## Short problem
Select all lines holding the word "name" from the entries that follow.
Start of Material for this task
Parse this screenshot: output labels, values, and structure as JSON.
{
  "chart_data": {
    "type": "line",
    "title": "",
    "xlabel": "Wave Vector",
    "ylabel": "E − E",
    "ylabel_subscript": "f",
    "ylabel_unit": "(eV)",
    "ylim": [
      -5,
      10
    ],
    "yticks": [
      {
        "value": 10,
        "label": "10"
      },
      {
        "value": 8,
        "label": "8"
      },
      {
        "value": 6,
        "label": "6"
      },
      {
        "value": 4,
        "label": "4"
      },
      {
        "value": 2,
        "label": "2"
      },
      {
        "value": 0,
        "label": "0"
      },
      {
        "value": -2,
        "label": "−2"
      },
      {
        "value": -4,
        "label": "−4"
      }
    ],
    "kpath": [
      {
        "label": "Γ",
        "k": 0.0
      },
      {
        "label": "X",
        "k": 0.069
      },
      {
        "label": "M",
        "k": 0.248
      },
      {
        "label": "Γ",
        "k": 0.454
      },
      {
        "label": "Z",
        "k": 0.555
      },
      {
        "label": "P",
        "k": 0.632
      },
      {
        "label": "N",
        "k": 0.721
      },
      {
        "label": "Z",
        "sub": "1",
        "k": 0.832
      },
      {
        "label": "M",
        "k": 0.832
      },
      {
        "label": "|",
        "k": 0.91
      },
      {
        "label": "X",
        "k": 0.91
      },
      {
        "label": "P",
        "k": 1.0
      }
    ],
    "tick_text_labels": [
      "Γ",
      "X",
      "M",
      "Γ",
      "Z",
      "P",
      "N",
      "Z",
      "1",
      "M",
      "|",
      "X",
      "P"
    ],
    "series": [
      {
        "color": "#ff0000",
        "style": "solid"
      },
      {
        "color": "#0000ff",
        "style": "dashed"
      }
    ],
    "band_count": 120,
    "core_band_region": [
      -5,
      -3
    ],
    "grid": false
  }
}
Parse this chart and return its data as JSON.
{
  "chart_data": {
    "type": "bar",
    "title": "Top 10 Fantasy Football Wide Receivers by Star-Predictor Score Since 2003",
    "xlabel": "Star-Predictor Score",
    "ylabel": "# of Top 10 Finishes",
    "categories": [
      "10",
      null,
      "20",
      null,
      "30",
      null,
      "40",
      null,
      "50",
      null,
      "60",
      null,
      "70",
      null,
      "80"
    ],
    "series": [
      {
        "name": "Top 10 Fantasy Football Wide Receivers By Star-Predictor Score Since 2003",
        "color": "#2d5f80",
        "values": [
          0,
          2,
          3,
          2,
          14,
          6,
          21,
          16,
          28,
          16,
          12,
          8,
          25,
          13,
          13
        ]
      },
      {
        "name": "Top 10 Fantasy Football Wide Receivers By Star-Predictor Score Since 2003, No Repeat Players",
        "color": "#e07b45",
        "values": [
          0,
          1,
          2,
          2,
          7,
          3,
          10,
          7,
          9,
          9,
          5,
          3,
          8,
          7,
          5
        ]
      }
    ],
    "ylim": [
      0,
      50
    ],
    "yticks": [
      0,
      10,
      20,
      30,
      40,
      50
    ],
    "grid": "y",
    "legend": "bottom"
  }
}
End of Material for this task
## Result
        "name": "Top 10 Fantasy Football Wide Receivers By Star-Predictor Score Since 2003",
        "name": "Top 10 Fantasy Football Wide Receivers By Star-Predictor Score Since 2003, No Repeat Players",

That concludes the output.